Task goal. Your task is to copy every record exactly.

Data for this task.
## Begin

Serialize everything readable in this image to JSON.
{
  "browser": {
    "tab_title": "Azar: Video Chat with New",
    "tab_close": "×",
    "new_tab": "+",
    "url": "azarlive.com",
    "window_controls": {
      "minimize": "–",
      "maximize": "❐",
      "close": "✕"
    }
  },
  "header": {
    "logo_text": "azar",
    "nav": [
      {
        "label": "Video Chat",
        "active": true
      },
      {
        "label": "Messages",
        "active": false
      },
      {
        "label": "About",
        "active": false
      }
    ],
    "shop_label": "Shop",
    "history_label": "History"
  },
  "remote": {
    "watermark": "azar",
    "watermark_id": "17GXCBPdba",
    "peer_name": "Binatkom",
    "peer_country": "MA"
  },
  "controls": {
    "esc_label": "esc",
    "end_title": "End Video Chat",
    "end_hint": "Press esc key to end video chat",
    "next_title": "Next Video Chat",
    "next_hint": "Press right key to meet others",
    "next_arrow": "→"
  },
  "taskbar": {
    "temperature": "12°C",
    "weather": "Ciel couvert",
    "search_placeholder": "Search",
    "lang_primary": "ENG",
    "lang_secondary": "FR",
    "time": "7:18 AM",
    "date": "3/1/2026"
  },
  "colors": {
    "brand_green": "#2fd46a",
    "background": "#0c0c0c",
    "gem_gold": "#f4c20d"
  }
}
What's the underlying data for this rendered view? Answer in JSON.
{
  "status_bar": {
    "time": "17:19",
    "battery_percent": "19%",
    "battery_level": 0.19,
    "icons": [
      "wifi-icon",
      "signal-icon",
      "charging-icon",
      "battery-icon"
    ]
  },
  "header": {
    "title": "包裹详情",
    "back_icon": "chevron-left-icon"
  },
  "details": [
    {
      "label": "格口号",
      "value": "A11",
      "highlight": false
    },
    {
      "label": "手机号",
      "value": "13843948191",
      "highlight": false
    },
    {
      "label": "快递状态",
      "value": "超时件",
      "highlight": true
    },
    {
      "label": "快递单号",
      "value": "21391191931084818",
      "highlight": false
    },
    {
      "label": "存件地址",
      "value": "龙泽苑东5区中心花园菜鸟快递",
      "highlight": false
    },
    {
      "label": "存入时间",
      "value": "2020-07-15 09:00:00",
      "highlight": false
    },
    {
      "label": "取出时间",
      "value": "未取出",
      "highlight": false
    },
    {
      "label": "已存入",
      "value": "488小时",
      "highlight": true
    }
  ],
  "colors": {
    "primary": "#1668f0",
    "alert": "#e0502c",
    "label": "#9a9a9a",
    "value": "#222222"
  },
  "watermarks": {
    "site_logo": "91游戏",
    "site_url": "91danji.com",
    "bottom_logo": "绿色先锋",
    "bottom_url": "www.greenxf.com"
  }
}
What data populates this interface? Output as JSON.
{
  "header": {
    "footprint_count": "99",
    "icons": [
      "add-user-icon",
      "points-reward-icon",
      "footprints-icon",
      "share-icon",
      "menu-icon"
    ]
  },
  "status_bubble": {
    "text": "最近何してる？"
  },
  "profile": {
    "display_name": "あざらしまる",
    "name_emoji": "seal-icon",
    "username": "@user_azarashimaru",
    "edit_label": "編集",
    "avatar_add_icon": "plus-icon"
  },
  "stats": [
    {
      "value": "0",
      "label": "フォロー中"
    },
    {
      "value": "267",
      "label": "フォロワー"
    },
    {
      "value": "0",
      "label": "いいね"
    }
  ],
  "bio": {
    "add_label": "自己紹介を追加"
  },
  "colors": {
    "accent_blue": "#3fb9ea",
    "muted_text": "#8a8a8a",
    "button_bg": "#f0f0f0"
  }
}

## End

Task solution.
Serialize everything readable in this image to JSON.
{
  "browser": {
    "tab_title": "Azar: Video Chat with New",
    "tab_close": "×",
    "new_tab": "+",
    "url": "azarlive.com",
    "window_controls": {
      "minimize": "–",
      "maximize": "❐",
      "close": "✕"
    }
  },
  "header": {
    "logo_text": "azar",
    "nav": [
      {
        "label": "Video Chat",
        "active": true
      },
      {
        "label": "Messages",
        "active": false
      },
      {
        "label": "About",
        "active": false
      }
    ],
    "shop_label": "Shop",
    "history_label": "History"
  },
  "remote": {
    "watermark": "azar",
    "watermark_id": "17GXCBPdba",
    "peer_name": "Binatkom",
    "peer_country": "MA"
  },
  "controls": {
    "esc_label": "esc",
    "end_title": "End Video Chat",
    "end_hint": "Press esc key to end video chat",
    "next_title": "Next Video Chat",
    "next_hint": "Press right key to meet others",
    "next_arrow": "→"
  },
  "taskbar": {
    "temperature": "12°C",
    "weather": "Ciel couvert",
    "search_placeholder": "Search",
    "lang_primary": "ENG",
    "lang_secondary": "FR",
    "time": "7:18 AM",
    "date": "3/1/2026"
  },
  "colors": {
    "brand_green": "#2fd46a",
    "background": "#0c0c0c",
    "gem_gold": "#f4c20d"
  }
}
What's the underlying data for this rendered view? Answer in JSON.
{
  "status_bar": {
    "time": "17:19",
    "battery_percent": "19%",
    "battery_level": 0.19,
    "icons": [
      "wifi-icon",
      "signal-icon",
      "charging-icon",
      "battery-icon"
    ]
  },
  "header": {
    "title": "包裹详情",
    "back_icon": "chevron-left-icon"
  },
  "details": [
    {
      "label": "格口号",
      "value": "A11",
      "highlight": false
    },
    {
      "label": "手机号",
      "value": "13843948191",
      "highlight": false
    },
    {
      "label": "快递状态",
      "value": "超时件",
      "highlight": true
    },
    {
      "label": "快递单号",
      "value": "21391191931084818",
      "highlight": false
    },
    {
      "label": "存件地址",
      "value": "龙泽苑东5区中心花园菜鸟快递",
      "highlight": false
    },
    {
      "label": "存入时间",
      "value": "2020-07-15 09:00:00",
      "highlight": false
    },
    {
      "label": "取出时间",
      "value": "未取出",
      "highlight": false
    },
    {
      "label": "已存入",
      "value": "488小时",
      "highlight": true
    }
  ],
  "colors": {
    "primary": "#1668f0",
    "alert": "#e0502c",
    "label": "#9a9a9a",
    "value": "#222222"
  },
  "watermarks": {
    "site_logo": "91游戏",
    "site_url": "91danji.com",
    "bottom_logo": "绿色先锋",
    "bottom_url": "www.greenxf.com"
  }
}
What data populates this interface? Output as JSON.
{
  "header": {
    "footprint_count": "99",
    "icons": [
      "add-user-icon",
      "points-reward-icon",
      "footprints-icon",
      "share-icon",
      "menu-icon"
    ]
  },
  "status_bubble": {
    "text": "最近何してる？"
  },
  "profile": {
    "display_name": "あざらしまる",
    "name_emoji": "seal-icon",
    "username": "@user_azarashimaru",
    "edit_label": "編集",
    "avatar_add_icon": "plus-icon"
  },
  "stats": [
    {
      "value": "0",
      "label": "フォロー中"
    },
    {
      "value": "267",
      "label": "フォロワー"
    },
    {
      "value": "0",
      "label": "いいね"
    }
  ],
  "bio": {
    "add_label": "自己紹介を追加"
  },
  "colors": {
    "accent_blue": "#3fb9ea",
    "muted_text": "#8a8a8a",
    "button_bg": "#f0f0f0"
  }
}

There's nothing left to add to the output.